* Task details:
Pull out each line below that contains the word "lower" and copy it unchanged.

* Supplied data:
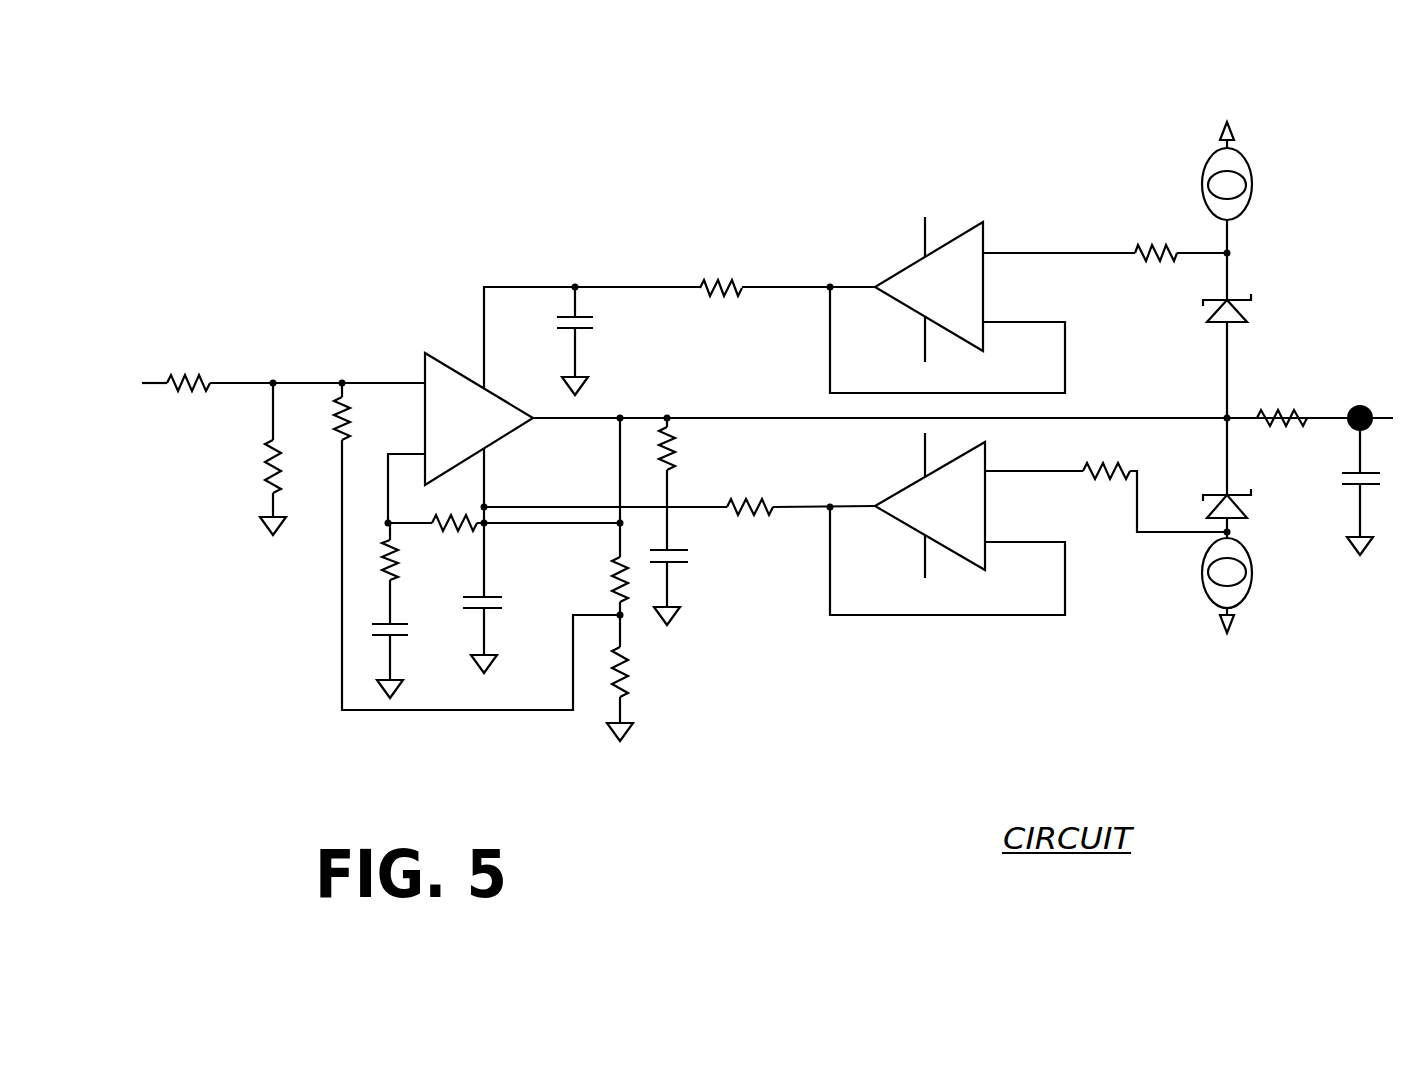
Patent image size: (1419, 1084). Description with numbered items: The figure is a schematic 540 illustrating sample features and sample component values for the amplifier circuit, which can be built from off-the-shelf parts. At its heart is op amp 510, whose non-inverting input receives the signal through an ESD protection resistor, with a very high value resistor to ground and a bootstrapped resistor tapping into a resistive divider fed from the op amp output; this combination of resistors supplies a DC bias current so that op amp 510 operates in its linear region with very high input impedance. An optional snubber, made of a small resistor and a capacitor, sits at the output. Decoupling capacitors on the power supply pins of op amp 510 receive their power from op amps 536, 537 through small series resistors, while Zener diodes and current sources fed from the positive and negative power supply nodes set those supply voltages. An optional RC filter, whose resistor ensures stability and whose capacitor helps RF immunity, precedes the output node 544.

* * *

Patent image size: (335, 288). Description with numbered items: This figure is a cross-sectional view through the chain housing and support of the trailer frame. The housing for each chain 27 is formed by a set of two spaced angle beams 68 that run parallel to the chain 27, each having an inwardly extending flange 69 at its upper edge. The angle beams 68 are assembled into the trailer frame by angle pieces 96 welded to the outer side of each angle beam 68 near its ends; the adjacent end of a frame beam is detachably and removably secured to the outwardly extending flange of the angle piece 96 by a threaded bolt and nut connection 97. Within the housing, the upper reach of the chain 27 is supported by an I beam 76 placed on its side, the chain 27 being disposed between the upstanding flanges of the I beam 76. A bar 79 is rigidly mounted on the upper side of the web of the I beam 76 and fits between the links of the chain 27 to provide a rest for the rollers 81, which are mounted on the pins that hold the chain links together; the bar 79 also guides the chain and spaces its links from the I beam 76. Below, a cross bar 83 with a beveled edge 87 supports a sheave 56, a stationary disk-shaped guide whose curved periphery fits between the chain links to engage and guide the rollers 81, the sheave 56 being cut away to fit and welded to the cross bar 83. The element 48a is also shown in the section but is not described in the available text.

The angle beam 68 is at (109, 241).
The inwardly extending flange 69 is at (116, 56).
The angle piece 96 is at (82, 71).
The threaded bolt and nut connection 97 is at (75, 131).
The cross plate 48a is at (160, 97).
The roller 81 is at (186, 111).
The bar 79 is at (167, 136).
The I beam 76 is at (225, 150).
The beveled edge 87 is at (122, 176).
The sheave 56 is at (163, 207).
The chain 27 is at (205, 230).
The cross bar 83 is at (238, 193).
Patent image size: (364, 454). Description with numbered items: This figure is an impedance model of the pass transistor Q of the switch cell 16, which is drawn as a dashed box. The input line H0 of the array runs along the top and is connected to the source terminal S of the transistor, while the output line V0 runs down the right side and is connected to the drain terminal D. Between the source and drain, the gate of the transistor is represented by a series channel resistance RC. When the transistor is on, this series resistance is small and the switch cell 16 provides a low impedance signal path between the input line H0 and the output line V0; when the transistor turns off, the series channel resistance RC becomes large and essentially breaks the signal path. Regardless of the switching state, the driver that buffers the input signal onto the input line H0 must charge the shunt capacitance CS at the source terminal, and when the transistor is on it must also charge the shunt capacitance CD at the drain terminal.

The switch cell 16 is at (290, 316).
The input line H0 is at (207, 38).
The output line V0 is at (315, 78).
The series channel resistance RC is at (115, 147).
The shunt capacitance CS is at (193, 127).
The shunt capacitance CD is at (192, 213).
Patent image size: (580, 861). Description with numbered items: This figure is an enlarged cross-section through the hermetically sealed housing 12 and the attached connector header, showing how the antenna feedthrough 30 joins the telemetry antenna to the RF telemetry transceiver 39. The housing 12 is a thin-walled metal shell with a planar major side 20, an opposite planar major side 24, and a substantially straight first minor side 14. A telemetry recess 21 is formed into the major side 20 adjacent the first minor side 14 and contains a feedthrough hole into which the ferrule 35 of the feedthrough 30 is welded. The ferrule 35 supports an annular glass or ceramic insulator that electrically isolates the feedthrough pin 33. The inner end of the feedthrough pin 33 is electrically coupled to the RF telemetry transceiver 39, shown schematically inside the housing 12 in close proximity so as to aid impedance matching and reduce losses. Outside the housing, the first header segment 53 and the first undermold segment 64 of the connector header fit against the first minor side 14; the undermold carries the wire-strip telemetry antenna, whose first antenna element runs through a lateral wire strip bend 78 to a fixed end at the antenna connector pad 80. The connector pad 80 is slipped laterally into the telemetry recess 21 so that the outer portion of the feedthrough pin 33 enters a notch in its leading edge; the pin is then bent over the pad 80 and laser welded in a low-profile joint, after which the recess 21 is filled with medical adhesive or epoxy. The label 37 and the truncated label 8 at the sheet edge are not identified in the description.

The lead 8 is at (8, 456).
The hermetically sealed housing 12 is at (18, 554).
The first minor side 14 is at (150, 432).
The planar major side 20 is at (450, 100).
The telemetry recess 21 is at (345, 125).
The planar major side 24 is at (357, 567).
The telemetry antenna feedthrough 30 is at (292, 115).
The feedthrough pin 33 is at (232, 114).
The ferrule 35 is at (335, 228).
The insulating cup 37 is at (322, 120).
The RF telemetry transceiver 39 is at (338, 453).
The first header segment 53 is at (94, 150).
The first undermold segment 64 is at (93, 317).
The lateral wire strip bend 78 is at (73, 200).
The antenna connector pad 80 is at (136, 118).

---

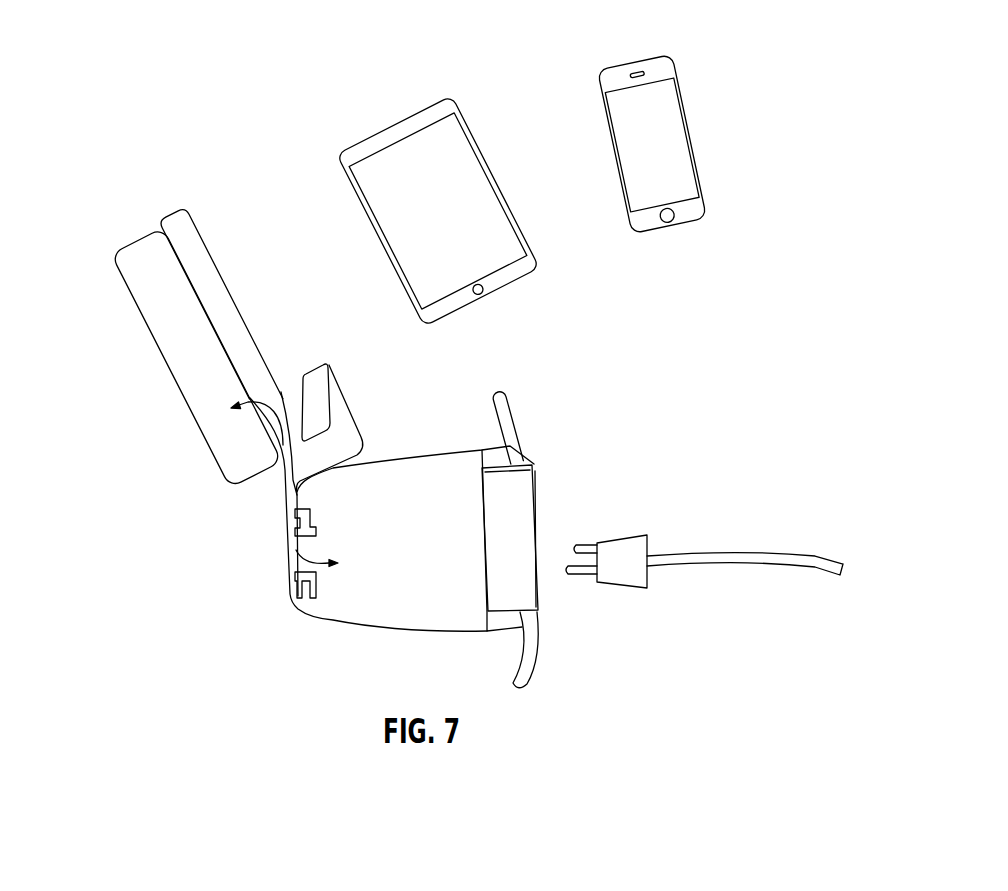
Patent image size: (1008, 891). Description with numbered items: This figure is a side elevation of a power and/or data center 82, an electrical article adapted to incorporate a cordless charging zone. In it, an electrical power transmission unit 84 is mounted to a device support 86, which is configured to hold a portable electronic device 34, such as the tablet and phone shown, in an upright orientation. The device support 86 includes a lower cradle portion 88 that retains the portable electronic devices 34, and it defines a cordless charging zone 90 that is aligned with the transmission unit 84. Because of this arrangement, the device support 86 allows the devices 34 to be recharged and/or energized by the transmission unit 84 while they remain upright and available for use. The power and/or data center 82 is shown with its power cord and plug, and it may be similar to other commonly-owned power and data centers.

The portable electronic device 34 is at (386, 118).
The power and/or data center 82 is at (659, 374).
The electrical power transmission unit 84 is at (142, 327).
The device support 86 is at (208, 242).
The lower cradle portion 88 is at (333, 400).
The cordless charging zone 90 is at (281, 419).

* Correct answer:
Patent image size: (1008, 891). Description with numbered items: This figure is a side elevation of a power and/or data center 82, an electrical article adapted to incorporate a cordless charging zone. In it, an electrical power transmission unit 84 is mounted to a device support 86, which is configured to hold a portable electronic device 34, such as the tablet and phone shown, in an upright orientation. The device support 86 includes a lower cradle portion 88 that retains the portable electronic devices 34, and it defines a cordless charging zone 90 that is aligned with the transmission unit 84. Because of this arrangement, the device support 86 allows the devices 34 to be recharged and/or energized by the transmission unit 84 while they remain upright and available for use. The power and/or data center 82 is shown with its power cord and plug, and it may be similar to other commonly-owned power and data centers.
The lower cradle portion 88 is at (333, 400).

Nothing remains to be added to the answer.